──────── Extract to read ────────
Topics of Interest - Charities 4

Buying a Home

  • When buying a home, look slightly under your budget so you have financing left over for repairs or upgrades.
  • Buying a home is one of the biggest tax deductions one can have because the interest you pay is tax deductible.
  • Buy a home that matches your needs, such as close to schools or work or with an extra room for guests.
  • Change the locks after you have moved in since you know that only you and your family have access to the house.

Understanding Real Estate Sales Commission

  • Real estate agents usually make a sales commission, or payment based off of a percent of the total sale price of a house.
  • Commission fees are usually around 6% of the purchase price and paid by the seller at closing unless the parties negotiate otherwise. The commission comes out of the sale of the home, and is not in addition to the sales price.
  • This fee is split between the buyer’s agent and seller’s agent to compensate them for the work they each have done.
  • The terms of the commission and what services will be provided should be laid out in the contract you sign with the real estate agent before looking at properties.

Home Inspection

  • Have the property thoroughly inspected for defects or repairs.
  • Not all inspections test for everything, such as mold or pests, so make sure you know what is included in the inspection and decide if you need to pay for a more expansive inspection.
  • Make sure the inspector can access every part of the house, including the roof and any crawl spaces.
────────
Your goal:
How would you put this sentence from the home-buying tips into Spanish: "Have the property thoroughly inspected for defects or repairs."? The listing isn't needed here.
──────── Recorded information ────────
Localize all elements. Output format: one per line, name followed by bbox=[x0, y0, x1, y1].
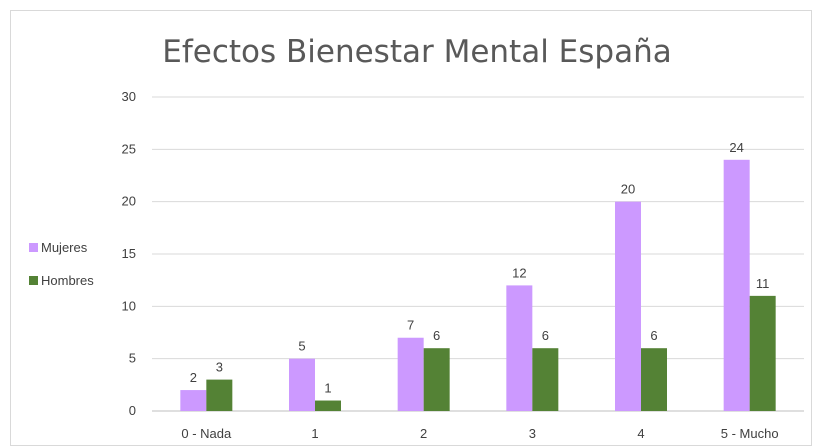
y-axis-ticks: 0 5 10 15 20 25 30 bbox=[122, 89, 136, 418]
bar-hombres bbox=[206, 379, 233, 411]
data-label: 2 bbox=[190, 370, 197, 385]
data-label: 20 bbox=[621, 182, 635, 197]
y-tick-label: 20 bbox=[122, 194, 136, 209]
x-tick-label: 1 bbox=[311, 426, 318, 441]
data-label: 5 bbox=[298, 339, 305, 354]
data-label: 3 bbox=[216, 360, 223, 375]
data-label: 12 bbox=[512, 265, 526, 280]
data-label: 6 bbox=[433, 328, 440, 343]
gridlines bbox=[152, 96, 804, 412]
x-tick-label: 4 bbox=[637, 426, 644, 441]
chart-title: Efectos Bienestar Mental España bbox=[162, 34, 671, 70]
bar-hombres bbox=[532, 348, 559, 411]
bar-hombres bbox=[749, 295, 776, 411]
bar-hombres bbox=[423, 348, 450, 411]
bar-mujeres bbox=[289, 358, 315, 411]
legend-label-mujeres: Mujeres bbox=[41, 240, 88, 255]
bars bbox=[180, 159, 776, 411]
data-label: 11 bbox=[756, 276, 770, 291]
y-tick-label: 0 bbox=[129, 403, 136, 418]
data-label: 6 bbox=[542, 328, 549, 343]
legend-label-hombres: Hombres bbox=[41, 273, 94, 288]
x-tick-label: 0 - Nada bbox=[181, 426, 232, 441]
y-tick-label: 30 bbox=[122, 89, 136, 104]
data-labels: 2 3 5 1 7 6 12 6 20 6 24 11 bbox=[190, 140, 770, 396]
bar-mujeres bbox=[506, 285, 533, 411]
bar-mujeres bbox=[180, 390, 207, 411]
y-tick-label: 15 bbox=[122, 246, 136, 261]
bar-hombres bbox=[641, 348, 667, 411]
data-label: 24 bbox=[729, 140, 743, 155]
y-tick-label: 10 bbox=[122, 298, 136, 313]
legend: Mujeres Hombres bbox=[29, 240, 94, 288]
bar-hombres bbox=[315, 400, 341, 411]
y-tick-label: 25 bbox=[122, 141, 136, 156]
legend-swatch-mujeres bbox=[29, 243, 38, 252]
x-axis-ticks: 0 - Nada 1 2 3 4 5 - Mucho bbox=[181, 426, 778, 441]
y-tick-label: 5 bbox=[129, 351, 136, 366]
bar-mujeres bbox=[723, 159, 750, 411]
x-tick-label: 2 bbox=[420, 426, 427, 441]
data-label: 7 bbox=[407, 318, 414, 333]
legend-swatch-hombres bbox=[29, 276, 38, 285]
x-tick-label: 3 bbox=[529, 426, 536, 441]
x-tick-label: 5 - Mucho bbox=[721, 426, 779, 441]
data-label: 1 bbox=[324, 381, 331, 396]
bar-mujeres bbox=[615, 201, 641, 411]
bar-mujeres bbox=[397, 337, 424, 411]
data-label: 6 bbox=[650, 328, 657, 343]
────────
Correct response:
Haga que inspeccionen minuciosamente la propiedad en busca de defectos o reparaciones.